## Start Material for the task

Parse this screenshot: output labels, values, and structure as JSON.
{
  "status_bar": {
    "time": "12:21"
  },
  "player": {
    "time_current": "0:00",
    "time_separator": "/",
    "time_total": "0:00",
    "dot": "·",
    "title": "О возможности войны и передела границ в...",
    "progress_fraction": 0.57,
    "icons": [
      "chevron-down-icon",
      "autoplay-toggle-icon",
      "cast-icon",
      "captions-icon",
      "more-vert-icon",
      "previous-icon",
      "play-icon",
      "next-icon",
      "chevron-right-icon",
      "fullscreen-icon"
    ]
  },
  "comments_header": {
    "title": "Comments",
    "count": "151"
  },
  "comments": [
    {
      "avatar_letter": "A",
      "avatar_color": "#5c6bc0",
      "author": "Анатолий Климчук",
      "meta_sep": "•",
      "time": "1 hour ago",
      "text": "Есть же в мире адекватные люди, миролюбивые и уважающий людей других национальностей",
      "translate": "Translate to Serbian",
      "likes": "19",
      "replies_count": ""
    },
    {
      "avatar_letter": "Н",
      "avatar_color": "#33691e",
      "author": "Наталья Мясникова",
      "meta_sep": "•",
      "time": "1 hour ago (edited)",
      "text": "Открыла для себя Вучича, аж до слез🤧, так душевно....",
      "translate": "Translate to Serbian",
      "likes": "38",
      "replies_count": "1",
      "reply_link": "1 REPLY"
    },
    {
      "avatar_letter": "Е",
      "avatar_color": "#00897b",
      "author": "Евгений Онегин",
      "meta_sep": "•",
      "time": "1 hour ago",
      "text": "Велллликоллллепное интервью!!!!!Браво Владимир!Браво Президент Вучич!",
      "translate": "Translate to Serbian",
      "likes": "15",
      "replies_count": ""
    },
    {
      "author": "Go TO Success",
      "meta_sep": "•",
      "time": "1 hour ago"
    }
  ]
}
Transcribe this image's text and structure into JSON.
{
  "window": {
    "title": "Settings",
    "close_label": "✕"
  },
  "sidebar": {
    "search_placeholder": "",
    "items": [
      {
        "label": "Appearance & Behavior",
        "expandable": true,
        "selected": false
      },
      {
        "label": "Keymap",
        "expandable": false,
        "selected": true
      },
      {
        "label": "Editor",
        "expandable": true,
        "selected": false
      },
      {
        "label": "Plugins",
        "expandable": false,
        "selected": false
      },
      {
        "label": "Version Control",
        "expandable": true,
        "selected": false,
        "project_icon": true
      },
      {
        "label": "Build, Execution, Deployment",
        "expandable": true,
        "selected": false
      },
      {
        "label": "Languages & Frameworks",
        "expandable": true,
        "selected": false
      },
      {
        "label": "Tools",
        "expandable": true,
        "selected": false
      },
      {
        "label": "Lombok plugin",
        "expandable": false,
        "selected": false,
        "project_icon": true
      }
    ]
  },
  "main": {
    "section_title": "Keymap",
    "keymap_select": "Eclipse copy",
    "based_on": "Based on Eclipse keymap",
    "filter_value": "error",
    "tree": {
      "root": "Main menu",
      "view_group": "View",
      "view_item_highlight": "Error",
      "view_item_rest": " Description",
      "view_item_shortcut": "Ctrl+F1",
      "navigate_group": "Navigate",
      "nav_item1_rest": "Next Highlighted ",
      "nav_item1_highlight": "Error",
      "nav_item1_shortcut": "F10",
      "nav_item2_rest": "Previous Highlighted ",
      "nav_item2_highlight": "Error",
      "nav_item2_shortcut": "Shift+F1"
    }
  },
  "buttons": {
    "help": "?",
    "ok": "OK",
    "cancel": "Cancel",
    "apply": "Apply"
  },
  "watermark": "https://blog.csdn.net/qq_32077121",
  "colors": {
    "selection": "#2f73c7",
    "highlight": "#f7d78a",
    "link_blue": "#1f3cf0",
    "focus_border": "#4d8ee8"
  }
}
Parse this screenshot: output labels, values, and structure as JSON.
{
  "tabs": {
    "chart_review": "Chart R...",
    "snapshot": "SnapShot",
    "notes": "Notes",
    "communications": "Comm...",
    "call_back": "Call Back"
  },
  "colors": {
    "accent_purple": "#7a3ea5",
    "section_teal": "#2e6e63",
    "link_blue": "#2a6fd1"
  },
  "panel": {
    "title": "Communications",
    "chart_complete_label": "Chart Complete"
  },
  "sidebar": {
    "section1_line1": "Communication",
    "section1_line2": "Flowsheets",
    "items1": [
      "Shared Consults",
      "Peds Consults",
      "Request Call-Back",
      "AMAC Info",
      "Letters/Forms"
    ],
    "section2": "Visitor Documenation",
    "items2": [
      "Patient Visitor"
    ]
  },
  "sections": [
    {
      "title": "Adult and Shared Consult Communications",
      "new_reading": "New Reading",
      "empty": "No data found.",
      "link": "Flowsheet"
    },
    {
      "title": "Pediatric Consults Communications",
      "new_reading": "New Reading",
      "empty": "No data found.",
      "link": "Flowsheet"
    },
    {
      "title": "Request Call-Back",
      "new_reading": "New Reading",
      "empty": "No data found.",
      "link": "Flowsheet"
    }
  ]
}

## End Material for the task

**Job**
Reproduce every record, matching each line exactly.

**Exercise solution**
Parse this screenshot: output labels, values, and structure as JSON.
{
  "status_bar": {
    "time": "12:21"
  },
  "player": {
    "time_current": "0:00",
    "time_separator": "/",
    "time_total": "0:00",
    "dot": "·",
    "title": "О возможности войны и передела границ в...",
    "progress_fraction": 0.57,
    "icons": [
      "chevron-down-icon",
      "autoplay-toggle-icon",
      "cast-icon",
      "captions-icon",
      "more-vert-icon",
      "previous-icon",
      "play-icon",
      "next-icon",
      "chevron-right-icon",
      "fullscreen-icon"
    ]
  },
  "comments_header": {
    "title": "Comments",
    "count": "151"
  },
  "comments": [
    {
      "avatar_letter": "A",
      "avatar_color": "#5c6bc0",
      "author": "Анатолий Климчук",
      "meta_sep": "•",
      "time": "1 hour ago",
      "text": "Есть же в мире адекватные люди, миролюбивые и уважающий людей других национальностей",
      "translate": "Translate to Serbian",
      "likes": "19",
      "replies_count": ""
    },
    {
      "avatar_letter": "Н",
      "avatar_color": "#33691e",
      "author": "Наталья Мясникова",
      "meta_sep": "•",
      "time": "1 hour ago (edited)",
      "text": "Открыла для себя Вучича, аж до слез🤧, так душевно....",
      "translate": "Translate to Serbian",
      "likes": "38",
      "replies_count": "1",
      "reply_link": "1 REPLY"
    },
    {
      "avatar_letter": "Е",
      "avatar_color": "#00897b",
      "author": "Евгений Онегин",
      "meta_sep": "•",
      "time": "1 hour ago",
      "text": "Велллликоллллепное интервью!!!!!Браво Владимир!Браво Президент Вучич!",
      "translate": "Translate to Serbian",
      "likes": "15",
      "replies_count": ""
    },
    {
      "author": "Go TO Success",
      "meta_sep": "•",
      "time": "1 hour ago"
    }
  ]
}
Transcribe this image's text and structure into JSON.
{
  "window": {
    "title": "Settings",
    "close_label": "✕"
  },
  "sidebar": {
    "search_placeholder": "",
    "items": [
      {
        "label": "Appearance & Behavior",
        "expandable": true,
        "selected": false
      },
      {
        "label": "Keymap",
        "expandable": false,
        "selected": true
      },
      {
        "label": "Editor",
        "expandable": true,
        "selected": false
      },
      {
        "label": "Plugins",
        "expandable": false,
        "selected": false
      },
      {
        "label": "Version Control",
        "expandable": true,
        "selected": false,
        "project_icon": true
      },
      {
        "label": "Build, Execution, Deployment",
        "expandable": true,
        "selected": false
      },
      {
        "label": "Languages & Frameworks",
        "expandable": true,
        "selected": false
      },
      {
        "label": "Tools",
        "expandable": true,
        "selected": false
      },
      {
        "label": "Lombok plugin",
        "expandable": false,
        "selected": false,
        "project_icon": true
      }
    ]
  },
  "main": {
    "section_title": "Keymap",
    "keymap_select": "Eclipse copy",
    "based_on": "Based on Eclipse keymap",
    "filter_value": "error",
    "tree": {
      "root": "Main menu",
      "view_group": "View",
      "view_item_highlight": "Error",
      "view_item_rest": " Description",
      "view_item_shortcut": "Ctrl+F1",
      "navigate_group": "Navigate",
      "nav_item1_rest": "Next Highlighted ",
      "nav_item1_highlight": "Error",
      "nav_item1_shortcut": "F10",
      "nav_item2_rest": "Previous Highlighted ",
      "nav_item2_highlight": "Error",
      "nav_item2_shortcut": "Shift+F1"
    }
  },
  "buttons": {
    "help": "?",
    "ok": "OK",
    "cancel": "Cancel",
    "apply": "Apply"
  },
  "watermark": "https://blog.csdn.net/qq_32077121",
  "colors": {
    "selection": "#2f73c7",
    "highlight": "#f7d78a",
    "link_blue": "#1f3cf0",
    "focus_border": "#4d8ee8"
  }
}
Parse this screenshot: output labels, values, and structure as JSON.
{
  "tabs": {
    "chart_review": "Chart R...",
    "snapshot": "SnapShot",
    "notes": "Notes",
    "communications": "Comm...",
    "call_back": "Call Back"
  },
  "colors": {
    "accent_purple": "#7a3ea5",
    "section_teal": "#2e6e63",
    "link_blue": "#2a6fd1"
  },
  "panel": {
    "title": "Communications",
    "chart_complete_label": "Chart Complete"
  },
  "sidebar": {
    "section1_line1": "Communication",
    "section1_line2": "Flowsheets",
    "items1": [
      "Shared Consults",
      "Peds Consults",
      "Request Call-Back",
      "AMAC Info",
      "Letters/Forms"
    ],
    "section2": "Visitor Documenation",
    "items2": [
      "Patient Visitor"
    ]
  },
  "sections": [
    {
      "title": "Adult and Shared Consult Communications",
      "new_reading": "New Reading",
      "empty": "No data found.",
      "link": "Flowsheet"
    },
    {
      "title": "Pediatric Consults Communications",
      "new_reading": "New Reading",
      "empty": "No data found.",
      "link": "Flowsheet"
    },
    {
      "title": "Request Call-Back",
      "new_reading": "New Reading",
      "empty": "No data found.",
      "link": "Flowsheet"
    }
  ]
}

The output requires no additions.